_Records shown_
■ ■ ■ ■ ■ ■ ■

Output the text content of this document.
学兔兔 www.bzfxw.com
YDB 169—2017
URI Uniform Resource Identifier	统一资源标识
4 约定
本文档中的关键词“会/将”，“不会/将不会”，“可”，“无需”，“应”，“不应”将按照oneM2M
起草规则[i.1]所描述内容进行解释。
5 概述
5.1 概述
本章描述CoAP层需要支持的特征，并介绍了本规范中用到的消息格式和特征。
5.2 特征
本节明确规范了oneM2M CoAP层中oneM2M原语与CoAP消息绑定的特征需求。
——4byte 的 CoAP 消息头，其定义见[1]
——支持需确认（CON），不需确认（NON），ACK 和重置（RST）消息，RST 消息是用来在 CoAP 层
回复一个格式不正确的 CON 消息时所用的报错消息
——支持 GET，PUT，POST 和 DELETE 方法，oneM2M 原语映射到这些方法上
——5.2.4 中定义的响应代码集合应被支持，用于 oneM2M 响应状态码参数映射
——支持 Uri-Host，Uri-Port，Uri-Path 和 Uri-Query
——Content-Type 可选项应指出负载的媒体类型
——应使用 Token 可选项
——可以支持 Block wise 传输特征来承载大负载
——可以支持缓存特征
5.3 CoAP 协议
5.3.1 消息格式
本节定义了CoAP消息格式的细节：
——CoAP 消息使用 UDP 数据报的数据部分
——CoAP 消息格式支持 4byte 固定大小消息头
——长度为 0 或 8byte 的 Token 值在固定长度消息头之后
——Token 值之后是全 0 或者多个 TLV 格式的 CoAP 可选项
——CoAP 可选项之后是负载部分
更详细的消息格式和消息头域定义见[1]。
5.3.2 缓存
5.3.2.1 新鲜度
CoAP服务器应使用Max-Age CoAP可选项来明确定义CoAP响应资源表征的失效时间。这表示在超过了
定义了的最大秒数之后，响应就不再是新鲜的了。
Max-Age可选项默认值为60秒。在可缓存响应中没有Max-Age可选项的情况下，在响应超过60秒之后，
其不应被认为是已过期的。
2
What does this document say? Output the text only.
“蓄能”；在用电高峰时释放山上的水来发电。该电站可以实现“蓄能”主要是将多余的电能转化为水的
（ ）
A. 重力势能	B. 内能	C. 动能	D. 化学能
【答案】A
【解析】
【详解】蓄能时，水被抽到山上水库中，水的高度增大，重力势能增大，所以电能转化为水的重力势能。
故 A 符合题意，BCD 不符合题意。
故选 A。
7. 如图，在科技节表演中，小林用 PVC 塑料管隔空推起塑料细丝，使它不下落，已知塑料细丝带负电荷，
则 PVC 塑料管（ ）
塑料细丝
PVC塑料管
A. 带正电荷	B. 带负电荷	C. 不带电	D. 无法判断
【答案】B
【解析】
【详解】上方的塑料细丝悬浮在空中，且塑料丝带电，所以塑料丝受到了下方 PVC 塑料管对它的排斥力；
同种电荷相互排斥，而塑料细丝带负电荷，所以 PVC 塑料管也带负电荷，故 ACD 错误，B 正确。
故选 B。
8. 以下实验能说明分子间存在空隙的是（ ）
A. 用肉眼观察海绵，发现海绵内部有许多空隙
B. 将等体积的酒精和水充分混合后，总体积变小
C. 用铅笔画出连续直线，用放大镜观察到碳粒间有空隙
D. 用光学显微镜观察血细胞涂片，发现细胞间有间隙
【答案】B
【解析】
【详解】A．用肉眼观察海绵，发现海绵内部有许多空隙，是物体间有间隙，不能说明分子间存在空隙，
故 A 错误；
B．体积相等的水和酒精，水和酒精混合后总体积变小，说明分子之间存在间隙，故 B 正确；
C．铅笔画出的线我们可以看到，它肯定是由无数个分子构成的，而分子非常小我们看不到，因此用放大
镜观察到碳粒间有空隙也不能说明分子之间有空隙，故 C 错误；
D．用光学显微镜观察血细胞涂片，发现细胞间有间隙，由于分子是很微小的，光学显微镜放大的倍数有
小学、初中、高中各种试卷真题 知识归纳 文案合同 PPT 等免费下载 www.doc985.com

■ ■ ■ ■ ■ ■ ■

_Problem details_
Repeat the lines above exactly.

_Written solution_
Output the text content of this document.
学兔兔 www.bzfxw.com
YDB 169—2017
URI Uniform Resource Identifier	统一资源标识
4 约定
本文档中的关键词“会/将”，“不会/将不会”，“可”，“无需”，“应”，“不应”将按照oneM2M
起草规则[i.1]所描述内容进行解释。
5 概述
5.1 概述
本章描述CoAP层需要支持的特征，并介绍了本规范中用到的消息格式和特征。
5.2 特征
本节明确规范了oneM2M CoAP层中oneM2M原语与CoAP消息绑定的特征需求。
——4byte 的 CoAP 消息头，其定义见[1]
——支持需确认（CON），不需确认（NON），ACK 和重置（RST）消息，RST 消息是用来在 CoAP 层
回复一个格式不正确的 CON 消息时所用的报错消息
——支持 GET，PUT，POST 和 DELETE 方法，oneM2M 原语映射到这些方法上
——5.2.4 中定义的响应代码集合应被支持，用于 oneM2M 响应状态码参数映射
——支持 Uri-Host，Uri-Port，Uri-Path 和 Uri-Query
——Content-Type 可选项应指出负载的媒体类型
——应使用 Token 可选项
——可以支持 Block wise 传输特征来承载大负载
——可以支持缓存特征
5.3 CoAP 协议
5.3.1 消息格式
本节定义了CoAP消息格式的细节：
——CoAP 消息使用 UDP 数据报的数据部分
——CoAP 消息格式支持 4byte 固定大小消息头
——长度为 0 或 8byte 的 Token 值在固定长度消息头之后
——Token 值之后是全 0 或者多个 TLV 格式的 CoAP 可选项
——CoAP 可选项之后是负载部分
更详细的消息格式和消息头域定义见[1]。
5.3.2 缓存
5.3.2.1 新鲜度
CoAP服务器应使用Max-Age CoAP可选项来明确定义CoAP响应资源表征的失效时间。这表示在超过了
定义了的最大秒数之后，响应就不再是新鲜的了。
Max-Age可选项默认值为60秒。在可缓存响应中没有Max-Age可选项的情况下，在响应超过60秒之后，
其不应被认为是已过期的。
2
What does this document say? Output the text only.
“蓄能”；在用电高峰时释放山上的水来发电。该电站可以实现“蓄能”主要是将多余的电能转化为水的
（ ）
A. 重力势能	B. 内能	C. 动能	D. 化学能
【答案】A
【解析】
【详解】蓄能时，水被抽到山上水库中，水的高度增大，重力势能增大，所以电能转化为水的重力势能。
故 A 符合题意，BCD 不符合题意。
故选 A。
7. 如图，在科技节表演中，小林用 PVC 塑料管隔空推起塑料细丝，使它不下落，已知塑料细丝带负电荷，
则 PVC 塑料管（ ）
塑料细丝
PVC塑料管
A. 带正电荷	B. 带负电荷	C. 不带电	D. 无法判断
【答案】B
【解析】
【详解】上方的塑料细丝悬浮在空中，且塑料丝带电，所以塑料丝受到了下方 PVC 塑料管对它的排斥力；
同种电荷相互排斥，而塑料细丝带负电荷，所以 PVC 塑料管也带负电荷，故 ACD 错误，B 正确。
故选 B。
8. 以下实验能说明分子间存在空隙的是（ ）
A. 用肉眼观察海绵，发现海绵内部有许多空隙
B. 将等体积的酒精和水充分混合后，总体积变小
C. 用铅笔画出连续直线，用放大镜观察到碳粒间有空隙
D. 用光学显微镜观察血细胞涂片，发现细胞间有间隙
【答案】B
【解析】
【详解】A．用肉眼观察海绵，发现海绵内部有许多空隙，是物体间有间隙，不能说明分子间存在空隙，
故 A 错误；
B．体积相等的水和酒精，水和酒精混合后总体积变小，说明分子之间存在间隙，故 B 正确；
C．铅笔画出的线我们可以看到，它肯定是由无数个分子构成的，而分子非常小我们看不到，因此用放大
镜观察到碳粒间有空隙也不能说明分子之间有空隙，故 C 错误；
D．用光学显微镜观察血细胞涂片，发现细胞间有间隙，由于分子是很微小的，光学显微镜放大的倍数有
小学、初中、高中各种试卷真题 知识归纳 文案合同 PPT 等免费下载 www.doc985.com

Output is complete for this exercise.